## OBJECTIVE
Extract each line holding the word "nafter" from the entries.

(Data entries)
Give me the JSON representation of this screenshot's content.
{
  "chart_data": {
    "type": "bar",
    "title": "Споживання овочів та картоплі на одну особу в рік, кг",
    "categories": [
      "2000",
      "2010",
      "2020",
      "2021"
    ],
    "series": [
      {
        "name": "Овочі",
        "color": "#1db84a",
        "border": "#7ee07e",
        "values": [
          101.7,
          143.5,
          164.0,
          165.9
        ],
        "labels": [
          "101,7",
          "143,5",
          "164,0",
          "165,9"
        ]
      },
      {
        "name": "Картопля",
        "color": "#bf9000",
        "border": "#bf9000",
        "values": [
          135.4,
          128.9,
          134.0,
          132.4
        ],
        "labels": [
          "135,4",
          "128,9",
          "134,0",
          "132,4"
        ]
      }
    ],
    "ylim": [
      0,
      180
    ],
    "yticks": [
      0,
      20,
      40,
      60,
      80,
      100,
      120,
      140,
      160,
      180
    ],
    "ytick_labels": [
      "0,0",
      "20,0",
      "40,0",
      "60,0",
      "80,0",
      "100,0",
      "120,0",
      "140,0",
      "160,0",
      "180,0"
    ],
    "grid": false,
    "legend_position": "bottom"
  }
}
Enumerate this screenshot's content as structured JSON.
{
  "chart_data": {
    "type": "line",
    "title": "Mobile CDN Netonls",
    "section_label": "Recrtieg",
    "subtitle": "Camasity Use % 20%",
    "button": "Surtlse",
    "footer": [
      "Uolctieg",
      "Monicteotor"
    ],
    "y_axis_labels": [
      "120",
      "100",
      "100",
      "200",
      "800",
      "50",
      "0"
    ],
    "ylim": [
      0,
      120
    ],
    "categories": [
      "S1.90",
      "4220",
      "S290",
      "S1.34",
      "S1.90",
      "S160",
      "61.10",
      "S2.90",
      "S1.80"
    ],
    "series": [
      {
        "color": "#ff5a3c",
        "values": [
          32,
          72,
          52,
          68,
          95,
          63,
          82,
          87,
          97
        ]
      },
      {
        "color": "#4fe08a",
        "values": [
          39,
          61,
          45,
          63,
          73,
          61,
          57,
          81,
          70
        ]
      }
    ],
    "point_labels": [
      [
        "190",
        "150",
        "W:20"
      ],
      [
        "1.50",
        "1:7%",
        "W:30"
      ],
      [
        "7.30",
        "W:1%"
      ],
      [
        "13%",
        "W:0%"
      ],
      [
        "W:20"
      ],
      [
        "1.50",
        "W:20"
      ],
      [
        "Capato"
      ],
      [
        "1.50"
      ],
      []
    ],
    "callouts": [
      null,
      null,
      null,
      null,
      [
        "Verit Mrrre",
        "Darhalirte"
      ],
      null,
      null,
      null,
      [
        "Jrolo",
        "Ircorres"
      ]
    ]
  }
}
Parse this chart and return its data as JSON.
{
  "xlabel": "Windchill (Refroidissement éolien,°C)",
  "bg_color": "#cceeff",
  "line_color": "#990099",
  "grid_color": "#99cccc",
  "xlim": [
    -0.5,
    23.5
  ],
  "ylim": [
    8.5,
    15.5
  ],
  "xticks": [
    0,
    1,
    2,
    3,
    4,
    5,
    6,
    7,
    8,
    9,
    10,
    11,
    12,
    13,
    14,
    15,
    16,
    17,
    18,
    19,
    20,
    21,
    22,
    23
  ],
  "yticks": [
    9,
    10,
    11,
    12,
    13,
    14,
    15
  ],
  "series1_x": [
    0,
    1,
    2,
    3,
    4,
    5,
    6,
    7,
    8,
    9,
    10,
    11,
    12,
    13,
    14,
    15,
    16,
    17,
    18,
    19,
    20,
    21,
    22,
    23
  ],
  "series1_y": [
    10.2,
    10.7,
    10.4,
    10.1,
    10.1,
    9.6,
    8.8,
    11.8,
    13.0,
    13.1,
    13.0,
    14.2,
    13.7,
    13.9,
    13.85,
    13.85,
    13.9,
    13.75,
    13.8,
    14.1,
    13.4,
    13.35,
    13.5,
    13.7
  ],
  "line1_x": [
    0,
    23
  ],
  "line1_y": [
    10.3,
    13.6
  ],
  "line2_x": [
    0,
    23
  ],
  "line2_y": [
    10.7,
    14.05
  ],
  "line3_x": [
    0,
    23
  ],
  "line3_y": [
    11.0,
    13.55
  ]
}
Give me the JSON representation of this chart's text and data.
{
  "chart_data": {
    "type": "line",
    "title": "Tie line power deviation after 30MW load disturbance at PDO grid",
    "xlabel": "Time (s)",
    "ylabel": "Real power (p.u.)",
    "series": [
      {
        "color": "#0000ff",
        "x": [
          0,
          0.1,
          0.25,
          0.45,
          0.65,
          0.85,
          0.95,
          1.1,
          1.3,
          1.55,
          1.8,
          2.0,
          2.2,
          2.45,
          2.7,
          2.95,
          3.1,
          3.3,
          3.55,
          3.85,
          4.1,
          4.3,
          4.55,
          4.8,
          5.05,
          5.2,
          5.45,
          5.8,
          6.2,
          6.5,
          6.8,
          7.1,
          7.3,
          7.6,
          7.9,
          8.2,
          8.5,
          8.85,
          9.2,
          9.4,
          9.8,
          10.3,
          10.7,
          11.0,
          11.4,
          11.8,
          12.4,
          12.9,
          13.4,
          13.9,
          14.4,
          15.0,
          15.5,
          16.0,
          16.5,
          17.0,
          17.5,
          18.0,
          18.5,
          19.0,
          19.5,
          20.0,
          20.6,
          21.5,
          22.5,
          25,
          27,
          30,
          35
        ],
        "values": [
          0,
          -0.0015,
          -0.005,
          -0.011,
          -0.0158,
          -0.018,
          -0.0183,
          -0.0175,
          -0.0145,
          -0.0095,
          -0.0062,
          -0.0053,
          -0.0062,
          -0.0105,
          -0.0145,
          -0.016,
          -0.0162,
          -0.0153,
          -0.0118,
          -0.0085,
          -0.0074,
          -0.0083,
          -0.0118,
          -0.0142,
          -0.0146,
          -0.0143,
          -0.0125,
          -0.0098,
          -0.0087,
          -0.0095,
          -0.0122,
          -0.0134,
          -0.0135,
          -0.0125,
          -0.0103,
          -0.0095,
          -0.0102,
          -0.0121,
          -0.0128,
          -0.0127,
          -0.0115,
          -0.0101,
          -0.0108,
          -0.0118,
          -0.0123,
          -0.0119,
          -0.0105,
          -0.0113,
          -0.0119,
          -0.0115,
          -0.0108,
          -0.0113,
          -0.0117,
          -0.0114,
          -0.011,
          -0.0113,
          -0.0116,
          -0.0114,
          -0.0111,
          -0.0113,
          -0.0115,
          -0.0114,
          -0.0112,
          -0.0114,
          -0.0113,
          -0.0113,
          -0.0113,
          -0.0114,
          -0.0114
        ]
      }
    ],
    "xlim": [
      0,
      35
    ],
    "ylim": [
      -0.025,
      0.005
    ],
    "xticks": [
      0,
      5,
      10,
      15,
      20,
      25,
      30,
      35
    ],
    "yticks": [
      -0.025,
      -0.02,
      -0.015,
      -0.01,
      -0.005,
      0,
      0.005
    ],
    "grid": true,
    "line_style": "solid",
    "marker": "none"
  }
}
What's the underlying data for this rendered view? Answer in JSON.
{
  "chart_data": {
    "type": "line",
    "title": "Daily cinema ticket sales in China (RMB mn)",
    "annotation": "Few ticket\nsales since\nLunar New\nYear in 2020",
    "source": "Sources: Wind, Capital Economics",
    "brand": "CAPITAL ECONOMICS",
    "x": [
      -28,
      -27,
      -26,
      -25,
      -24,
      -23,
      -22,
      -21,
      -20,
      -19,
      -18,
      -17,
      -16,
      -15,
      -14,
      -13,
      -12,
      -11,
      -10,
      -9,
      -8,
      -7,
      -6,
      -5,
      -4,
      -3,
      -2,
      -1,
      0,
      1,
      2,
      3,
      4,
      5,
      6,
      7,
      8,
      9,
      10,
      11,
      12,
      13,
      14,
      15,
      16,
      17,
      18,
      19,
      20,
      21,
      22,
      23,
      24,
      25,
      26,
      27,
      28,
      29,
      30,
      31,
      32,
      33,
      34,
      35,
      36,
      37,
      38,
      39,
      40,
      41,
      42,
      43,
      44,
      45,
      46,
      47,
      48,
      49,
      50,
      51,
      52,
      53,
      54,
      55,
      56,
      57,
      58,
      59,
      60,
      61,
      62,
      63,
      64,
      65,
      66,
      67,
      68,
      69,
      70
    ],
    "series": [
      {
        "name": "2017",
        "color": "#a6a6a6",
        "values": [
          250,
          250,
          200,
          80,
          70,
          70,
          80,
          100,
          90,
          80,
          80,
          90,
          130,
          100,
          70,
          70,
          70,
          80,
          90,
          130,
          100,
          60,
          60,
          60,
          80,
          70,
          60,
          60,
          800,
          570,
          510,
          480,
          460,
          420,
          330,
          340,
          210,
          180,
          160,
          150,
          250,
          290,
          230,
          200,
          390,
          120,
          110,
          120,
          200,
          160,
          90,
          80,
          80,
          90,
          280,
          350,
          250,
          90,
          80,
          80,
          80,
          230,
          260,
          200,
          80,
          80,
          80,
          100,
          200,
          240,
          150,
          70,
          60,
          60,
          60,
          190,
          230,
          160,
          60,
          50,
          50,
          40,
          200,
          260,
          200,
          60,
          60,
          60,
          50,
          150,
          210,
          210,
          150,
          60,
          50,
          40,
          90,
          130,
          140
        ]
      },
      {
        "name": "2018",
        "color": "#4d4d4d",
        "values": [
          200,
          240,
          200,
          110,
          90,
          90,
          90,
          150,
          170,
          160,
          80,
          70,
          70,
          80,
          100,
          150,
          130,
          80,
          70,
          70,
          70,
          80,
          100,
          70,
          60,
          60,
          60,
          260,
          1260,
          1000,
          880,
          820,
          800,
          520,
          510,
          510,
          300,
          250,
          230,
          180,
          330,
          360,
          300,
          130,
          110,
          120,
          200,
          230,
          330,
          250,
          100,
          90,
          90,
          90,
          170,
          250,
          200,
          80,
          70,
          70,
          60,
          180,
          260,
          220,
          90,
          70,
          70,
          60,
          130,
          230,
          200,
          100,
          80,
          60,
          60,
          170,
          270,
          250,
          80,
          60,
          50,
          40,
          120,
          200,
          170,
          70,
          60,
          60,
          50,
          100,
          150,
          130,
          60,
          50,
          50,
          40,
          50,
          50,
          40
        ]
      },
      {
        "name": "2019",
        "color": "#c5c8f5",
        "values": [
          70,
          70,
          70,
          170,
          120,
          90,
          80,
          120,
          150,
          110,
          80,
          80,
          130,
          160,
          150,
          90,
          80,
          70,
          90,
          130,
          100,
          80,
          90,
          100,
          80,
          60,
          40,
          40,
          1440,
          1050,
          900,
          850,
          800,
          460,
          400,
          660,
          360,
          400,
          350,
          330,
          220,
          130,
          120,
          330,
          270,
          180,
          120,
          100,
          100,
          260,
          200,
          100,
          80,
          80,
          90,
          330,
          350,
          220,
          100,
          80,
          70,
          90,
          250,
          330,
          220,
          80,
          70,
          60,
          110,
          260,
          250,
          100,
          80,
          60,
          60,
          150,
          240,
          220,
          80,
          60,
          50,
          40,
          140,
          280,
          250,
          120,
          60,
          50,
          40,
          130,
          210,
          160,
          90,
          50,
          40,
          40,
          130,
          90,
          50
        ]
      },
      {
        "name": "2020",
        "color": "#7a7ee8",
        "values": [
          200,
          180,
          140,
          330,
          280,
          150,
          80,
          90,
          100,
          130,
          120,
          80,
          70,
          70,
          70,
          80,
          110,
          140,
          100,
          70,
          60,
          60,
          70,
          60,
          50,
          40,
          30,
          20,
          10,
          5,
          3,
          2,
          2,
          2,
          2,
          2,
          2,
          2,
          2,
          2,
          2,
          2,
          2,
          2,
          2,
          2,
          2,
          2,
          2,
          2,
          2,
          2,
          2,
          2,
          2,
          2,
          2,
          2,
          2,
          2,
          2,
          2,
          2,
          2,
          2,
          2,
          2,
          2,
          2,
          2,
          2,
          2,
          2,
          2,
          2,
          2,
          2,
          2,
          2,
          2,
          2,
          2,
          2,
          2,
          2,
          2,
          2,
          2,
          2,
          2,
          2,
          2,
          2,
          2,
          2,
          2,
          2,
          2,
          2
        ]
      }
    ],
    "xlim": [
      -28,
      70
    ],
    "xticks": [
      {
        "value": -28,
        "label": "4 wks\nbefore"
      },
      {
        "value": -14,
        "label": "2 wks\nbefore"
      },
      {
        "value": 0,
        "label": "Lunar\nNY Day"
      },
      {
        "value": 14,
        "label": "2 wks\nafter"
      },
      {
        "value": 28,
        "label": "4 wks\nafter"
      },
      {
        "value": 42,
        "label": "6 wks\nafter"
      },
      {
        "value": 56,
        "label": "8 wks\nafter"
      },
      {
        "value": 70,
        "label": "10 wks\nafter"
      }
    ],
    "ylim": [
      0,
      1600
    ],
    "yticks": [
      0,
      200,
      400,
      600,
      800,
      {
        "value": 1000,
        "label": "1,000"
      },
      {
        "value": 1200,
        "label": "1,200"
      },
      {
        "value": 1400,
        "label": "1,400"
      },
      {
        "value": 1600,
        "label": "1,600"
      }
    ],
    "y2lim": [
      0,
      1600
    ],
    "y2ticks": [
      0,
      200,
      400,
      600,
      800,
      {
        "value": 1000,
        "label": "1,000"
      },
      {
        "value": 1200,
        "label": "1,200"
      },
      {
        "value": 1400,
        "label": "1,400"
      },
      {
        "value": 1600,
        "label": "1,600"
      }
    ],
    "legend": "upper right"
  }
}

## CORRECT RESPONSE
        "label": "2 wks\nafter"
        "label": "4 wks\nafter"
        "label": "6 wks\nafter"
        "label": "8 wks\nafter"
        "label": "10 wks\nafter"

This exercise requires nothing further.